Goal
Write out every line of the data below as a numbered list, skipping blank lines and omitting the pictures.

[BEGIN]

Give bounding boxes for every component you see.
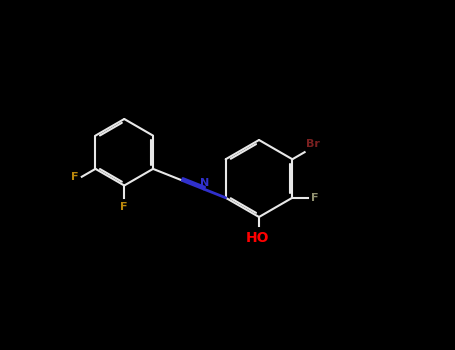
Text: HO: HO [246, 231, 269, 245]
Text: F: F [71, 172, 78, 182]
Text: Br: Br [306, 139, 320, 149]
Text: N: N [200, 178, 209, 189]
Text: F: F [121, 202, 128, 212]
Text: F: F [311, 193, 318, 203]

[END]

Reply
1. Give bounding boxes for every component you see.
2. Text: HO: HO [246, 231, 269, 245]
3. Text: F: F [71, 172, 78, 182]
4. Text: Br: Br [306, 139, 320, 149]
5. Text: N: N [200, 178, 209, 189]
6. Text: F: F [121, 202, 128, 212]
7. Text: F: F [311, 193, 318, 203]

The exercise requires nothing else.